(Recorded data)

## Begin

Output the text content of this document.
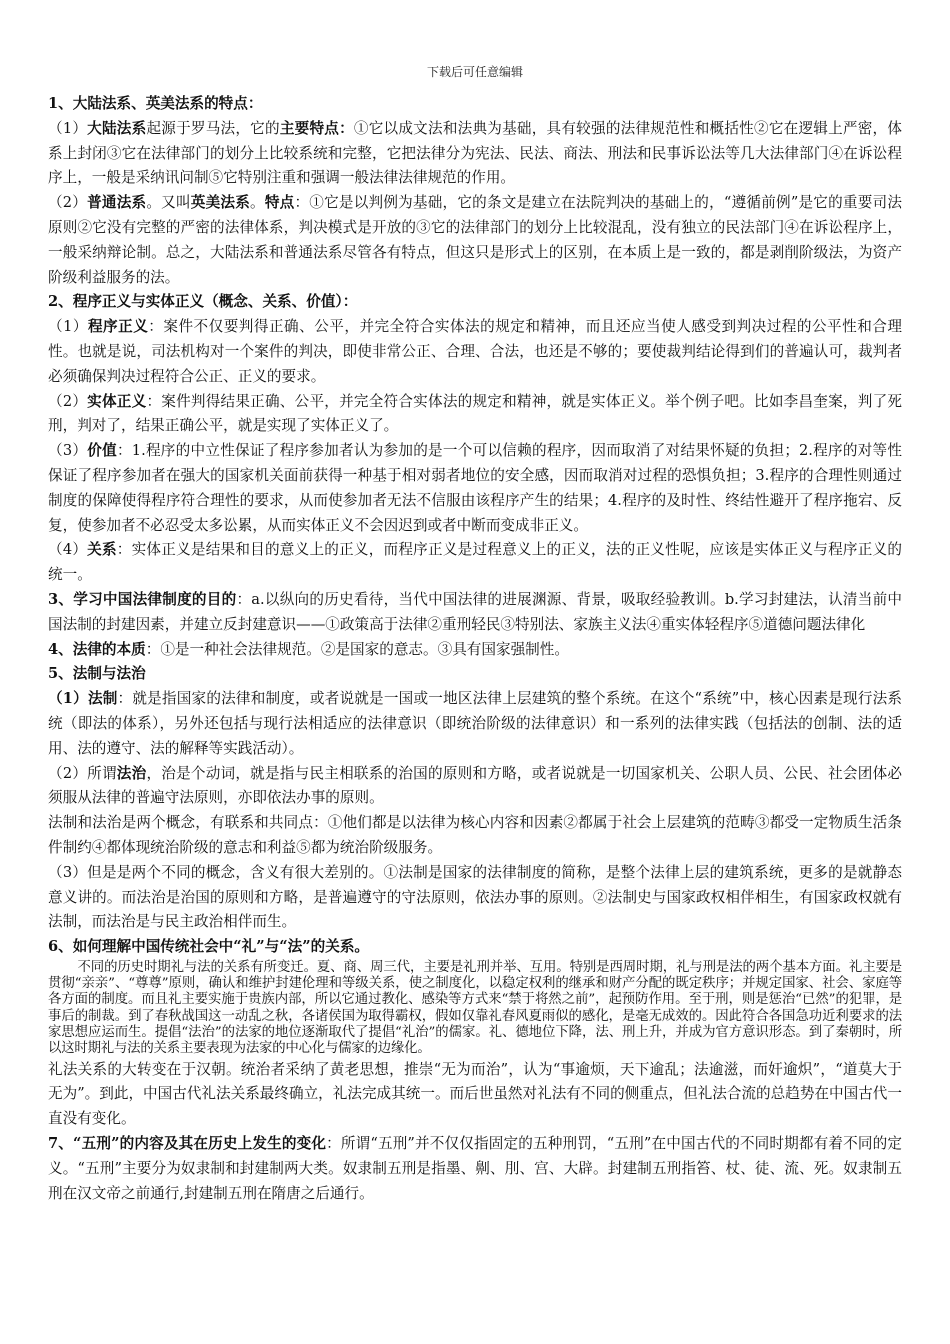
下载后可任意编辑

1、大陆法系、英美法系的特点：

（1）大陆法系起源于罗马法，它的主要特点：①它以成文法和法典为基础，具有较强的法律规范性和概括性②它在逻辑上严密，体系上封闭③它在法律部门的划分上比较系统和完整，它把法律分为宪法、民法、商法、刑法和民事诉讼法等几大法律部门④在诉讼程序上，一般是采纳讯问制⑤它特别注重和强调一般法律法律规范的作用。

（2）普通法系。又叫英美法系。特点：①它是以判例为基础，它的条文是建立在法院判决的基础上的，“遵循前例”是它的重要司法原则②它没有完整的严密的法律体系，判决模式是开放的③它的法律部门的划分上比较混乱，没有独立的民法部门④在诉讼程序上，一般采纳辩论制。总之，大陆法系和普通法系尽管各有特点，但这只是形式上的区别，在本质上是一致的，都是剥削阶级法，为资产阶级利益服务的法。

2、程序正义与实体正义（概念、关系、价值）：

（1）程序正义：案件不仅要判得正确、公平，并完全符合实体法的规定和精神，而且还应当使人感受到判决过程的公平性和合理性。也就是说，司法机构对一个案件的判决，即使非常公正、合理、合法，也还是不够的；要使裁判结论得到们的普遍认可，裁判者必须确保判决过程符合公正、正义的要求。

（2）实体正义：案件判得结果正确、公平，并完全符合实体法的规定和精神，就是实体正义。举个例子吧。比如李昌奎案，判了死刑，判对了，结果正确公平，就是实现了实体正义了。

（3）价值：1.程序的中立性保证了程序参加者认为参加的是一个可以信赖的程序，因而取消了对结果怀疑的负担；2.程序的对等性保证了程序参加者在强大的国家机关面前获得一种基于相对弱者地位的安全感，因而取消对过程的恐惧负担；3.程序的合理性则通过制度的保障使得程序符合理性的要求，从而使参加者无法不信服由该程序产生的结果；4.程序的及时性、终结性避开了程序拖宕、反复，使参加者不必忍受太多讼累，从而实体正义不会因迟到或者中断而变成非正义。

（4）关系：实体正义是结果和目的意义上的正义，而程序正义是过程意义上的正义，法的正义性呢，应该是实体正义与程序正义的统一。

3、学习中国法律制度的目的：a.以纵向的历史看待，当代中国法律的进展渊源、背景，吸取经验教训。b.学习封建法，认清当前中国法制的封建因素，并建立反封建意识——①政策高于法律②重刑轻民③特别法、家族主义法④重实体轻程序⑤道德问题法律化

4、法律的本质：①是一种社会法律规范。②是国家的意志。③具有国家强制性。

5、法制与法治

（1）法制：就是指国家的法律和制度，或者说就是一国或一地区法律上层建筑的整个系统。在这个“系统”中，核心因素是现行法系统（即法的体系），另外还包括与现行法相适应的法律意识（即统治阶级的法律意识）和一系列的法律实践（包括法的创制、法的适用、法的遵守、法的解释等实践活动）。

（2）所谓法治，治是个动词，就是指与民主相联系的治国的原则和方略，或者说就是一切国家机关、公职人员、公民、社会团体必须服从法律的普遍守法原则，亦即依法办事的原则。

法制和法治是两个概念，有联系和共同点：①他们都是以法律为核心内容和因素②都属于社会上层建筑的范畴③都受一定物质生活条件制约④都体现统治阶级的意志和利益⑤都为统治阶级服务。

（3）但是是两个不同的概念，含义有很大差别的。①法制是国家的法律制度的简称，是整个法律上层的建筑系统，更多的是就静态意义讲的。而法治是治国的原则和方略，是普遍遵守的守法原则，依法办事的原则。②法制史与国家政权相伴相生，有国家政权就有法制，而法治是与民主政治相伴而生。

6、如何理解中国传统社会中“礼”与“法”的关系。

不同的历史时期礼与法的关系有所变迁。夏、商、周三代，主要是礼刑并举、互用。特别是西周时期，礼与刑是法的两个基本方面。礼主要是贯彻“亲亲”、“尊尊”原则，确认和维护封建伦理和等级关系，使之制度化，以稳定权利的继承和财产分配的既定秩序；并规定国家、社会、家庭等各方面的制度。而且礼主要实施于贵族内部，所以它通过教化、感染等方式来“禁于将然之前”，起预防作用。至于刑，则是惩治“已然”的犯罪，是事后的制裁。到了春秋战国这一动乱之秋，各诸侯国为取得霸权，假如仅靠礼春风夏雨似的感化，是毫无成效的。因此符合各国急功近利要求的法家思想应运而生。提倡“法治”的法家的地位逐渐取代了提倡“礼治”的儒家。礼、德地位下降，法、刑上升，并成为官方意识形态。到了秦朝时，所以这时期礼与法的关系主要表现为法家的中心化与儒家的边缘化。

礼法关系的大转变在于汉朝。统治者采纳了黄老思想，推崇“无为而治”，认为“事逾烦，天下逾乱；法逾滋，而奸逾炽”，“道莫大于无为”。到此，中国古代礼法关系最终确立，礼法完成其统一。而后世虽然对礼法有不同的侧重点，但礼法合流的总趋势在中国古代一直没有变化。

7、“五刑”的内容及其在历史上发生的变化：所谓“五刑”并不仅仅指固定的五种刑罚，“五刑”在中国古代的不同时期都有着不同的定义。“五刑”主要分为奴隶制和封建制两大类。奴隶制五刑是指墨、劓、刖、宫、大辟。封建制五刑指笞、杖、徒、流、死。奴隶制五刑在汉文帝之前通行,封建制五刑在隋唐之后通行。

## End

*TASK DIRECTIONS*: In the entries above, identify every line with the word "并完全符合实体法的规定和精神". Copy those lines.

*EXERCISE ANSWER*:
（1）程序正义：案件不仅要判得正确、公平，并完全符合实体法的规定和精神，而且还应当使人感受到判决过程的公平性和合理性。也就是说，司法机构对一个案件的判决，即使非常公正、合理、合法，也还是不够的；要使裁判结论得到们的普遍认可，裁判者必须确保判决过程符合公正、正义的要求。
（2）实体正义：案件判得结果正确、公平，并完全符合实体法的规定和精神，就是实体正义。举个例子吧。比如李昌奎案，判了死刑，判对了，结果正确公平，就是实现了实体正义了。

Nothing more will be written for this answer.